[Aim] Only the lines holding the string "text" are needed. Copy each one.

[Recorded data]
-- START --

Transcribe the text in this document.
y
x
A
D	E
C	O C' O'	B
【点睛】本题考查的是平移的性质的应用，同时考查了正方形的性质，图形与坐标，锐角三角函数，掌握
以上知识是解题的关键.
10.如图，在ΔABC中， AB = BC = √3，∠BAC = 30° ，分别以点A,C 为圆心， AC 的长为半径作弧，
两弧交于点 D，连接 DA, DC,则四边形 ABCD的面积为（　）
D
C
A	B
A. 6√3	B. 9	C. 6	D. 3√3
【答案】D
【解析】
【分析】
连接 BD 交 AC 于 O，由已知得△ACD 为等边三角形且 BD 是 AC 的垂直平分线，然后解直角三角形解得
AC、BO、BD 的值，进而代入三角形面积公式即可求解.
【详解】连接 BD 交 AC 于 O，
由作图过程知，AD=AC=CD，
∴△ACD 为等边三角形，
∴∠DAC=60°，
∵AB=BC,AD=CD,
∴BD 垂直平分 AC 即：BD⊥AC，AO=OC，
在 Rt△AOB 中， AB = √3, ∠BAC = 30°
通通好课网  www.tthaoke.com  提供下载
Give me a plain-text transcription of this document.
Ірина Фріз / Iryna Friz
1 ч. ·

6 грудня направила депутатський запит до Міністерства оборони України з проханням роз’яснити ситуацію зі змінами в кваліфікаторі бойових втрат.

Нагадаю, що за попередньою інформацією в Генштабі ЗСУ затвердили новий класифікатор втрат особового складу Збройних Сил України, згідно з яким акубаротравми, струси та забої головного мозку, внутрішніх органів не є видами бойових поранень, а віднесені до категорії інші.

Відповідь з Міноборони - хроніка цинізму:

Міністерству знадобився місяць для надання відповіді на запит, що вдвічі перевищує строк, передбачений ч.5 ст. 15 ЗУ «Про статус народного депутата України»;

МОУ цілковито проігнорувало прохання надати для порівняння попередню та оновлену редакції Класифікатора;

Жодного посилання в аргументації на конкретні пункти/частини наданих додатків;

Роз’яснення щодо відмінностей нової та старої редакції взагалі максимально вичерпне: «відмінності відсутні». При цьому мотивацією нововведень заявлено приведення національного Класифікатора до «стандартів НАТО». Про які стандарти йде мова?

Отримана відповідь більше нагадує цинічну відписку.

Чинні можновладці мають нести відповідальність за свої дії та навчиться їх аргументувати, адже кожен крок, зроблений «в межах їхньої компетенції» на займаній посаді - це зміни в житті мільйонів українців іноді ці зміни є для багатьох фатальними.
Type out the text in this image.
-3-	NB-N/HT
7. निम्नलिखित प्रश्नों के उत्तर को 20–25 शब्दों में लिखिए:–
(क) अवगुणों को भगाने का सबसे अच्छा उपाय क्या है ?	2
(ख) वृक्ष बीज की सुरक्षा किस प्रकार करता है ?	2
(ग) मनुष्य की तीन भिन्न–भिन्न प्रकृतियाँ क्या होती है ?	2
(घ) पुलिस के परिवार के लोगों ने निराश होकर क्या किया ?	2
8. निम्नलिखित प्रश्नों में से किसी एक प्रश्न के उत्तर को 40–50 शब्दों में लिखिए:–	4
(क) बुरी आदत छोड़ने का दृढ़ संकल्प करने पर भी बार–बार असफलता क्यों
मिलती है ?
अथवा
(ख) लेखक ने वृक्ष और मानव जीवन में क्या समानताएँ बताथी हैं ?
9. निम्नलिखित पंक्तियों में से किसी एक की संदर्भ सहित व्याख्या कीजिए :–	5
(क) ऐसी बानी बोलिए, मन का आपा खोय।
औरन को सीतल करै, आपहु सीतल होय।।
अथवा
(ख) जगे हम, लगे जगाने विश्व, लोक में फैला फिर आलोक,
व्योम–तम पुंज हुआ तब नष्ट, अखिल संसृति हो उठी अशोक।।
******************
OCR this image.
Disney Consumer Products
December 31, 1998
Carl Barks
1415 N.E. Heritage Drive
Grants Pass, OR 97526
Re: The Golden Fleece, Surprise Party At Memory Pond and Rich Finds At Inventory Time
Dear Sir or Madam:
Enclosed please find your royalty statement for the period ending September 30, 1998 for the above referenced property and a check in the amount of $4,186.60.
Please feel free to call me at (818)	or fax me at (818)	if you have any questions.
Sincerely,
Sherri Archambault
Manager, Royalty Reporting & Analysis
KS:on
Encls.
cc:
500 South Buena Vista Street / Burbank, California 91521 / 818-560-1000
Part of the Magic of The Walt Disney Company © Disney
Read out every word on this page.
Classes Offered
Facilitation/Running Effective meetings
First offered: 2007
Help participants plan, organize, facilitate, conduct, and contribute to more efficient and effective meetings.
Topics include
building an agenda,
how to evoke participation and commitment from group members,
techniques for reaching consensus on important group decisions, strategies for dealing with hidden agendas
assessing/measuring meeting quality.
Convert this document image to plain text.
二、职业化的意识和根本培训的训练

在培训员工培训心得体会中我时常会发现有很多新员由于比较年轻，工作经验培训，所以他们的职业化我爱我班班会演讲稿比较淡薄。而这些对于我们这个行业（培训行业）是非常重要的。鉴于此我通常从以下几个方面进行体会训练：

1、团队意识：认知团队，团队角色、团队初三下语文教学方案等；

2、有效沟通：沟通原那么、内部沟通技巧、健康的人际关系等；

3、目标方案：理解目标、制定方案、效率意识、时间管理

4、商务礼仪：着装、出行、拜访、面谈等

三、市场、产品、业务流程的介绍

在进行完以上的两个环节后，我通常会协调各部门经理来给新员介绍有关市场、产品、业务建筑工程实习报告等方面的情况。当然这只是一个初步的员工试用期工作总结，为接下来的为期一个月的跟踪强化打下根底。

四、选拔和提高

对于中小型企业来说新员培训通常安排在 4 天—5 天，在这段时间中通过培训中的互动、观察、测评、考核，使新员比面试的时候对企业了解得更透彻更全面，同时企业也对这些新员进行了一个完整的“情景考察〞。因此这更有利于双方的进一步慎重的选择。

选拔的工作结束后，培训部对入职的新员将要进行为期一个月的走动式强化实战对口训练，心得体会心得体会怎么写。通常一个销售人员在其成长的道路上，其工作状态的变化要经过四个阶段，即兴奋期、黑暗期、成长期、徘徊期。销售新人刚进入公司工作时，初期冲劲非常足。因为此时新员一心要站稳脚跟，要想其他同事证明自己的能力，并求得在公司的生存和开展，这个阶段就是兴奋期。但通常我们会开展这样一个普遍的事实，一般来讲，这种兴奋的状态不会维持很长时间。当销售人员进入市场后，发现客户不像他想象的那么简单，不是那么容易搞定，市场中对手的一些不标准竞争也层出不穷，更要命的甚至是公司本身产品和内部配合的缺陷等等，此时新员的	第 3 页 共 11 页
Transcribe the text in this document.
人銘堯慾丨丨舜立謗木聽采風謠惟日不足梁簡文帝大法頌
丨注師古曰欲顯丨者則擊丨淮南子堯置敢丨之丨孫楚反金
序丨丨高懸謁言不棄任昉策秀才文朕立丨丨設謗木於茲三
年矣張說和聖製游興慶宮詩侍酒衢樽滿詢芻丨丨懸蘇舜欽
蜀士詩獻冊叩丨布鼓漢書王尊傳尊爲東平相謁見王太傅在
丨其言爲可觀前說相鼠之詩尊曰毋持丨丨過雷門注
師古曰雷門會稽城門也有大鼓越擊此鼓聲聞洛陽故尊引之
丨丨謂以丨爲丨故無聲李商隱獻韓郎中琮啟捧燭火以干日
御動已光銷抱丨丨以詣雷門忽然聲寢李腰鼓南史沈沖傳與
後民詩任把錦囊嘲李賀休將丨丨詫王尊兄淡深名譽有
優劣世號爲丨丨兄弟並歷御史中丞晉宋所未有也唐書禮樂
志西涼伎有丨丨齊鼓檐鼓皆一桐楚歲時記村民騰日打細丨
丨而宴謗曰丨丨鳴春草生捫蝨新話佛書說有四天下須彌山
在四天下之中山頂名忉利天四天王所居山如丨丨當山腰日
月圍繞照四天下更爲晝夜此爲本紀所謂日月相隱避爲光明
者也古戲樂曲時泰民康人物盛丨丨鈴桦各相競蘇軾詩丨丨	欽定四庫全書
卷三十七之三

-- END --

[Solution]
Transcribe the text in this document.
Give me a plain-text transcription of this document.
Type out the text in this image.
Convert this document image to plain text.
Transcribe the text in this document.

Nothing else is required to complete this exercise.